TASK DESCRIPTION:
Rewrite the part that opens with the line containing "Where is each element in this 2109" and closes with the line containing "center-percent-label: 100% xyxy=(1106,529,1187,565)", swapping "panel-border" for "panel-frame" and leaving everything else the same. Omit the pictures from your answer.

GIVEN INFORMATION:
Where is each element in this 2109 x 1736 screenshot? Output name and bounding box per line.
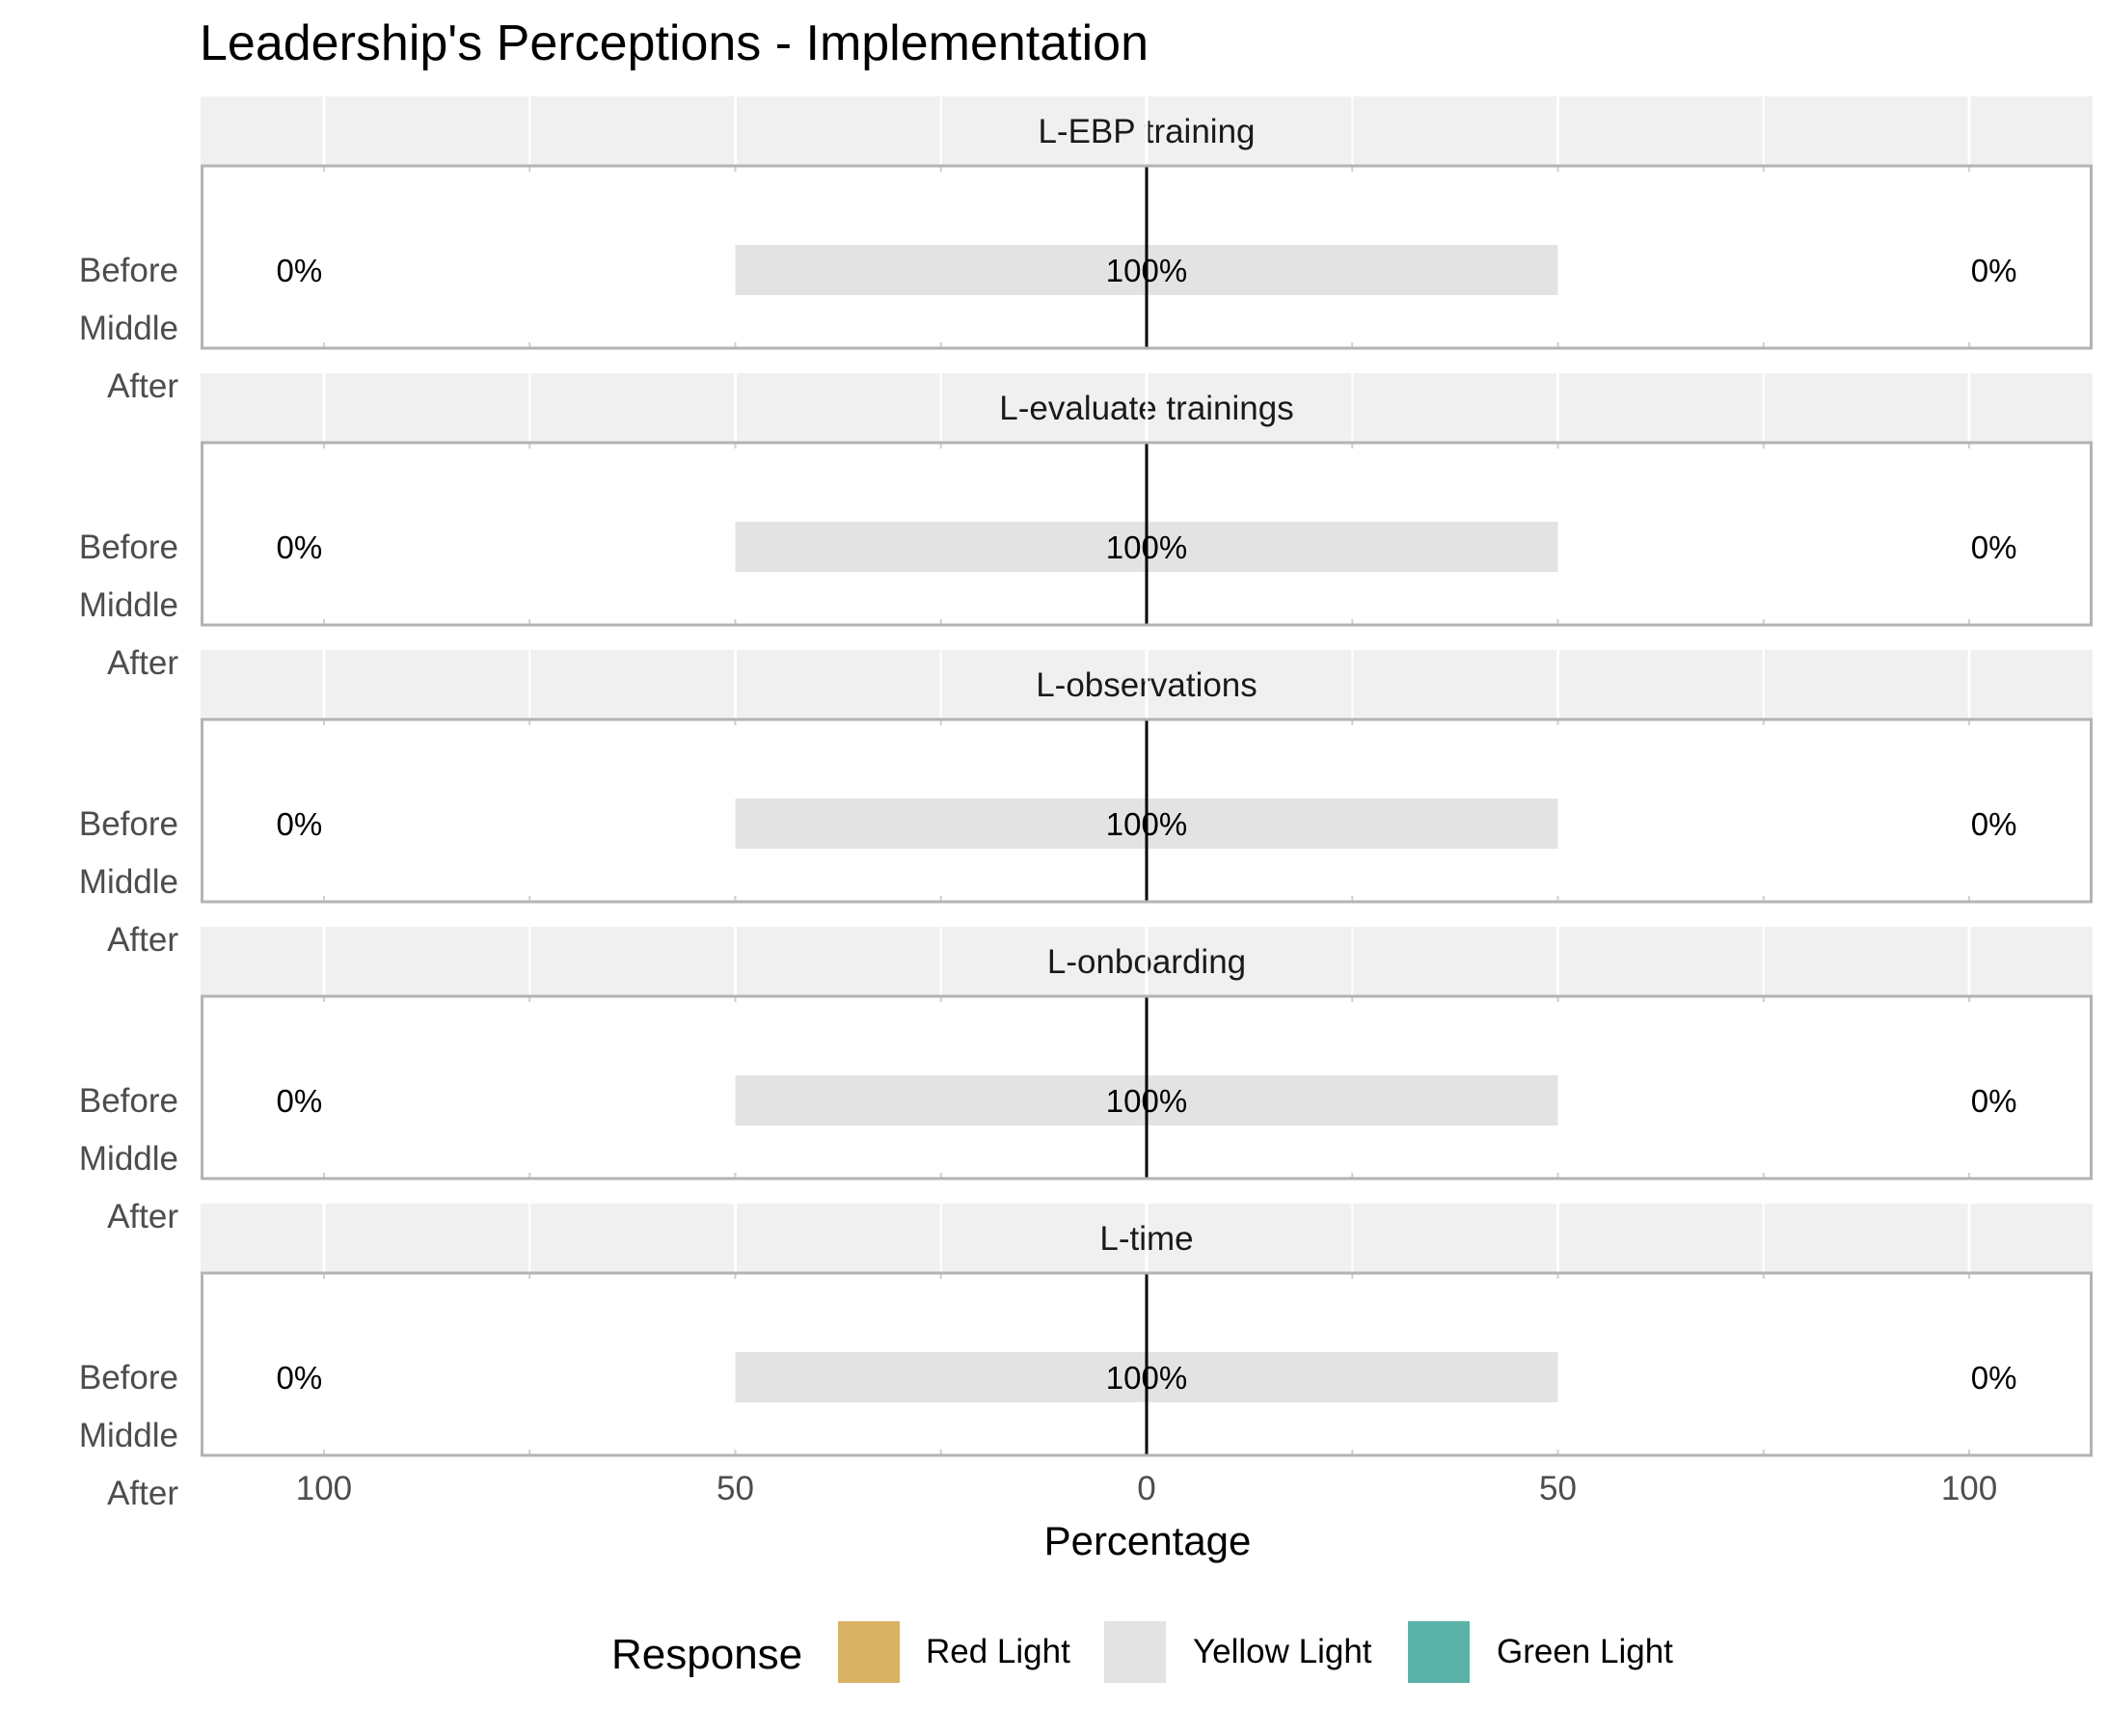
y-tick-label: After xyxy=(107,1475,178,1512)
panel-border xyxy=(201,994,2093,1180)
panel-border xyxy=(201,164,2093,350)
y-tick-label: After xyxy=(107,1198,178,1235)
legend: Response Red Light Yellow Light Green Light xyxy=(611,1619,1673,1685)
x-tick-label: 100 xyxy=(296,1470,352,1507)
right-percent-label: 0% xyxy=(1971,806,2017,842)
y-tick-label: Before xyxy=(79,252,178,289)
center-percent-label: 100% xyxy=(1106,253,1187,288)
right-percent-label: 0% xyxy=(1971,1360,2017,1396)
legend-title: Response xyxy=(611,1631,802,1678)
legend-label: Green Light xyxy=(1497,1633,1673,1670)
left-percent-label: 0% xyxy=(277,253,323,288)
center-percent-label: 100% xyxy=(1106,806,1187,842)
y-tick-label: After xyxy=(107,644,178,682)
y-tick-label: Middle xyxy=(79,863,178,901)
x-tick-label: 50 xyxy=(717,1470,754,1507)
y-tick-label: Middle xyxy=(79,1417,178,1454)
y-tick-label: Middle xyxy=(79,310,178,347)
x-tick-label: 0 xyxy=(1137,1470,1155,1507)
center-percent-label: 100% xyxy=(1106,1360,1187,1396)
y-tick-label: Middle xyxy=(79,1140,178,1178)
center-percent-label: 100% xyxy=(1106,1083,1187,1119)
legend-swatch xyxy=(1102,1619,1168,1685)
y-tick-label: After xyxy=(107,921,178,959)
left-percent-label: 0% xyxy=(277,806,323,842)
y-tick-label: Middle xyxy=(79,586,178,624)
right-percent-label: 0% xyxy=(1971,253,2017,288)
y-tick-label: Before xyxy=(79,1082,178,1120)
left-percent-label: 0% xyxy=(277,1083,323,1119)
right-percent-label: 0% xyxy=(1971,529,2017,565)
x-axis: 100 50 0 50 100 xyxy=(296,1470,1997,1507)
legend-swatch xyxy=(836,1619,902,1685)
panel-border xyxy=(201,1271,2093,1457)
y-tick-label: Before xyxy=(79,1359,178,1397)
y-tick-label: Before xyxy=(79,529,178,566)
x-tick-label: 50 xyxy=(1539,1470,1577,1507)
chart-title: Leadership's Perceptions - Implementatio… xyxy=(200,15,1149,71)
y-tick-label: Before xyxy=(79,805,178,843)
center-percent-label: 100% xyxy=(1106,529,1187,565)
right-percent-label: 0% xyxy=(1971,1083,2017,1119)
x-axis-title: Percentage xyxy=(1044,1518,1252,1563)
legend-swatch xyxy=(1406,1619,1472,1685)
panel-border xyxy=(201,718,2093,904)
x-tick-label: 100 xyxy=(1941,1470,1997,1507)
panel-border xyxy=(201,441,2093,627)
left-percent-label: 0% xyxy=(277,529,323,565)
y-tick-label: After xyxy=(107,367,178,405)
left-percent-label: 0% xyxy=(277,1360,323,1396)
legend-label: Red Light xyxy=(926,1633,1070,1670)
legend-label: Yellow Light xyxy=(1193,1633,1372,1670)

* * *

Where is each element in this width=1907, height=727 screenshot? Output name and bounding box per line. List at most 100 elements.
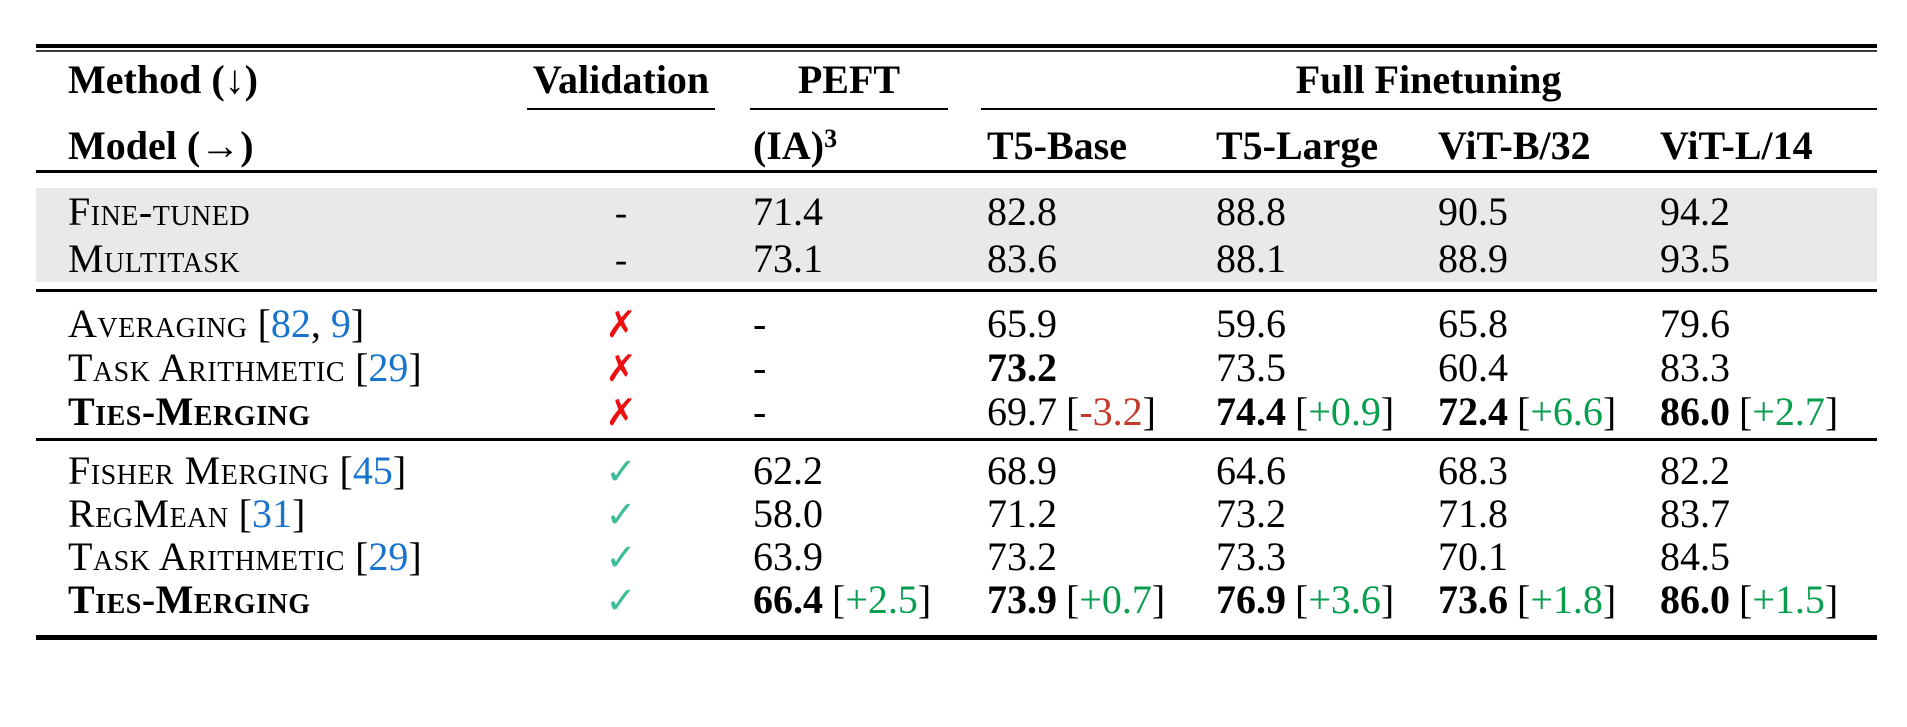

CORRECT OUTPUT:
Where is each element in this 2109 x 1736 screenshot? Output name and bounding box per line.
y-tick-label: After xyxy=(107,1475,178,1512)
panel-frame xyxy=(201,994,2093,1180)
panel-frame xyxy=(201,164,2093,350)
y-tick-label: After xyxy=(107,1198,178,1235)
legend: Response Red Light Yellow Light Green Light xyxy=(611,1619,1673,1685)
x-tick-label: 100 xyxy=(296,1470,352,1507)
right-percent-label: 0% xyxy=(1971,806,2017,842)
y-tick-label: Before xyxy=(79,252,178,289)
center-percent-label: 100% xyxy=(1106,253,1187,288)
right-percent-label: 0% xyxy=(1971,1360,2017,1396)
legend-title: Response xyxy=(611,1631,802,1678)
legend-label: Green Light xyxy=(1497,1633,1673,1670)
left-percent-label: 0% xyxy=(277,253,323,288)
center-percent-label: 100% xyxy=(1106,806,1187,842)
y-tick-label: After xyxy=(107,644,178,682)
y-tick-label: Middle xyxy=(79,863,178,901)
x-tick-label: 50 xyxy=(717,1470,754,1507)
y-tick-label: Middle xyxy=(79,1417,178,1454)
y-tick-label: Middle xyxy=(79,310,178,347)
x-tick-label: 0 xyxy=(1137,1470,1155,1507)
center-percent-label: 100% xyxy=(1106,1360,1187,1396)
y-tick-label: Middle xyxy=(79,1140,178,1178)
center-percent-label: 100% xyxy=(1106,1083,1187,1119)
legend-swatch xyxy=(1102,1619,1168,1685)
y-tick-label: After xyxy=(107,921,178,959)
left-percent-label: 0% xyxy=(277,806,323,842)
y-tick-label: Middle xyxy=(79,586,178,624)
right-percent-label: 0% xyxy=(1971,253,2017,288)
y-tick-label: Before xyxy=(79,1082,178,1120)
left-percent-label: 0% xyxy=(277,1083,323,1119)
right-percent-label: 0% xyxy=(1971,529,2017,565)
x-axis: 100 50 0 50 100 xyxy=(296,1470,1997,1507)
legend-swatch xyxy=(836,1619,902,1685)
panel-frame xyxy=(201,1271,2093,1457)
y-tick-label: Before xyxy=(79,1359,178,1397)
y-tick-label: Before xyxy=(79,529,178,566)
x-tick-label: 50 xyxy=(1539,1470,1577,1507)
chart-title: Leadership's Perceptions - Implementatio… xyxy=(200,15,1149,71)
y-tick-label: Before xyxy=(79,805,178,843)
center-percent-label: 100% xyxy=(1106,529,1187,565)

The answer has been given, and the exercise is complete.